Collected data:
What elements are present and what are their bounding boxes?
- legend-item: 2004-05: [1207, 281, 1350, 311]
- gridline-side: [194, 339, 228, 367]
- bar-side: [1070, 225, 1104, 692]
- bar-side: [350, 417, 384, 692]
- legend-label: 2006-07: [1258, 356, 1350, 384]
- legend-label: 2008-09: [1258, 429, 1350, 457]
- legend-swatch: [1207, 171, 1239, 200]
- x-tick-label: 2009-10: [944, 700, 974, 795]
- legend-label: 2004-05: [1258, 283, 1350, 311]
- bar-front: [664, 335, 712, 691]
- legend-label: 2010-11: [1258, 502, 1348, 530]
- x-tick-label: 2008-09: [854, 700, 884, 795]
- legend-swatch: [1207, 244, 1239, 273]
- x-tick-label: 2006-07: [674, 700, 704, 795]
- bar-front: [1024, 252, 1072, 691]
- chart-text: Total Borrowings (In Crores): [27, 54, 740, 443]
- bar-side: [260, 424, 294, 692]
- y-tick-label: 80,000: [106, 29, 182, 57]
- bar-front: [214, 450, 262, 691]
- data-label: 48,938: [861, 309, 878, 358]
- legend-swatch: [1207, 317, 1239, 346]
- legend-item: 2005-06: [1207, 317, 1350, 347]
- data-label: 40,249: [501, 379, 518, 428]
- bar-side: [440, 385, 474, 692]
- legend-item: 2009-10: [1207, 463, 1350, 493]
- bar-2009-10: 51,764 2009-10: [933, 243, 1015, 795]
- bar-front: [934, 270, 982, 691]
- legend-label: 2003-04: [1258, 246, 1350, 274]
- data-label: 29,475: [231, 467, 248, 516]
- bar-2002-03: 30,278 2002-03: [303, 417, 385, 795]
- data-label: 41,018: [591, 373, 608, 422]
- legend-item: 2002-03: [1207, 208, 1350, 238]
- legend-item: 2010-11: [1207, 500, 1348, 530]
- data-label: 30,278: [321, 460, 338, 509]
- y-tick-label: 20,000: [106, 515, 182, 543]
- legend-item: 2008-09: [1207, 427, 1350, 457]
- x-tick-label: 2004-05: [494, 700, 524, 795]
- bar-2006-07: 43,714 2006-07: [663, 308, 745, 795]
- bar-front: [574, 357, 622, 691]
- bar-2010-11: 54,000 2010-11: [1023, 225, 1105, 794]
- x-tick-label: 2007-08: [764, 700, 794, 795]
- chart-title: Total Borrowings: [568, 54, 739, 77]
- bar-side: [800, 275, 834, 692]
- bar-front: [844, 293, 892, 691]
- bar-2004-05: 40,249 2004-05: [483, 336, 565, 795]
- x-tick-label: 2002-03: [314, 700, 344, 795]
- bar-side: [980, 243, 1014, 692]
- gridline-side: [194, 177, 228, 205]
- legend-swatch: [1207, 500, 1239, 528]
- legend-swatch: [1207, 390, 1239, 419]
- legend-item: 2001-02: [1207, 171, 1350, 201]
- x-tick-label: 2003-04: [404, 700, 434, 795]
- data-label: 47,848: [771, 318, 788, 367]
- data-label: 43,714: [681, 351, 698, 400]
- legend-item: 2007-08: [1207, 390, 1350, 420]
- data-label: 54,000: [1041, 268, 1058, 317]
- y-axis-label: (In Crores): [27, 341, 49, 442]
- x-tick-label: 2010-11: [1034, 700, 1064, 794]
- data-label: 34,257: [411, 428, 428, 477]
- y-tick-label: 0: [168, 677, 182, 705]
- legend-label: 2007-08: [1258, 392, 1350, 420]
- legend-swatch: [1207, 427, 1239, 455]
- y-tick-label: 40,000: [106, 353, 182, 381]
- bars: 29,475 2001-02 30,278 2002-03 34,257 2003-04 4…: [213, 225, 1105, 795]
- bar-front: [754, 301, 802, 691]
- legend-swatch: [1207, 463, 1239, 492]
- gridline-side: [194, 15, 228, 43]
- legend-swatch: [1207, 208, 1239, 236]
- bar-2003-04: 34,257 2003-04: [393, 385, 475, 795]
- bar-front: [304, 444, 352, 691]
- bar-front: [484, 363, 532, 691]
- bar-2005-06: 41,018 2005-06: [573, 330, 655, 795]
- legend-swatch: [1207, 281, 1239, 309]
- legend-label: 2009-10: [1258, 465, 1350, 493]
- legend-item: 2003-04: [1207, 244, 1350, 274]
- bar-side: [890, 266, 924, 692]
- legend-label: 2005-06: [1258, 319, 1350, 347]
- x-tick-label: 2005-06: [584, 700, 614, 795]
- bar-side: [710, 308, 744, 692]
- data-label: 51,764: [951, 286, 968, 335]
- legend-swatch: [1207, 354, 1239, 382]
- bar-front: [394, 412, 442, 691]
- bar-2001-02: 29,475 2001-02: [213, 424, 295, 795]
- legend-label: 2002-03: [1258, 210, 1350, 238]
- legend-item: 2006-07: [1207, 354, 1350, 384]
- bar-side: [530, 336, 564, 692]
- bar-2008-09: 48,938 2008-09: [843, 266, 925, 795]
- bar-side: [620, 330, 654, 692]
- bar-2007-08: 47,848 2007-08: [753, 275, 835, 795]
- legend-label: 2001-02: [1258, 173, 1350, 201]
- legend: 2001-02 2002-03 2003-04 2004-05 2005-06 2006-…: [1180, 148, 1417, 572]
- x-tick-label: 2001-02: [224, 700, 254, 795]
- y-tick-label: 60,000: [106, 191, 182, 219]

Exercise instructions: Rewrite the listing from its first line through the line containing "- data-label: 41,018: [591, 373, 608, 422]", replacing each occurrence of "legend-swatch" with "legend-marker" and leaving all other text unchanged.

Task response:
What elements are present and what are their bounding boxes?
- legend-item: 2004-05: [1207, 281, 1350, 311]
- gridline-side: [194, 339, 228, 367]
- bar-side: [1070, 225, 1104, 692]
- bar-side: [350, 417, 384, 692]
- legend-label: 2006-07: [1258, 356, 1350, 384]
- legend-label: 2008-09: [1258, 429, 1350, 457]
- legend-marker: [1207, 171, 1239, 200]
- x-tick-label: 2009-10: [944, 700, 974, 795]
- legend-label: 2004-05: [1258, 283, 1350, 311]
- bar-front: [664, 335, 712, 691]
- legend-label: 2010-11: [1258, 502, 1348, 530]
- x-tick-label: 2008-09: [854, 700, 884, 795]
- legend-marker: [1207, 244, 1239, 273]
- x-tick-label: 2006-07: [674, 700, 704, 795]
- bar-front: [1024, 252, 1072, 691]
- chart-text: Total Borrowings (In Crores): [27, 54, 740, 443]
- bar-side: [260, 424, 294, 692]
- y-tick-label: 80,000: [106, 29, 182, 57]
- bar-front: [214, 450, 262, 691]
- data-label: 48,938: [861, 309, 878, 358]
- legend-marker: [1207, 317, 1239, 346]
- legend-item: 2005-06: [1207, 317, 1350, 347]
- data-label: 40,249: [501, 379, 518, 428]
- bar-side: [440, 385, 474, 692]
- legend-item: 2009-10: [1207, 463, 1350, 493]
- bar-2009-10: 51,764 2009-10: [933, 243, 1015, 795]
- bar-front: [934, 270, 982, 691]
- legend-label: 2003-04: [1258, 246, 1350, 274]
- data-label: 29,475: [231, 467, 248, 516]
- bar-2002-03: 30,278 2002-03: [303, 417, 385, 795]
- data-label: 41,018: [591, 373, 608, 422]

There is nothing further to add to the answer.